┌─ Text provided

View PostKoniving, on 09 April 2018 - 10:53 AM, said:

Reading Dropships and Jumpships...

There's an incident that sounds like it could be any number of things, including alien intervention and/or dimensional traveling... in April, 2128, the FTL Colony Ship "Liberator" jumped out of the Sol system but never arrived at its destination and never heard from again.

From what I understand, the only other time something like this happened.... led to "Far Country" and the alien race Tetatae.

According to the Tetatae page, they first encountered humans in 2510 though it isn't said where they were from. It is clear however that those humans did not possess any military equipment or mechs.


This is explained in the Far Country novel.

The basic gist is that there's a cosmic fault line for lack of a better term that runs through human space and the Tetatae planet. On rare occasions, the fault line becomes active, and if a Jumpship is jumping out of certain star system when that happens, it gets carried to the Tetatae planet instead of its intended destination. This cosmic fault line is totally unknown to human science, and two misjumps in over 500 years isn't enough to clue anyone to its existence. Hell, no one in the Inner Sphere in the 3050s even remembers that the first misjump happened.

That said, misjumps are known to happen even if they're rare. The ones actually described aren't the only ones to ever exist in the BT universe.

└─

[Challenge]
Answer these about the forum post on misjumps:
1. In what month and year did the FTL Colony Ship "Liberator" jump out of the Sol system?
2. In what year did the Tetatae first encounter humans?
3. Which novel explains the incident?

┌─ Data lines

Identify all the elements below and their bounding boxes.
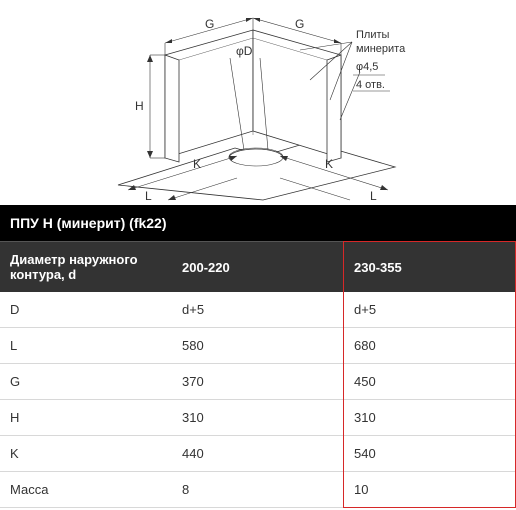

└─

[The result]
1. April 2128
2. 2510
3. Far Country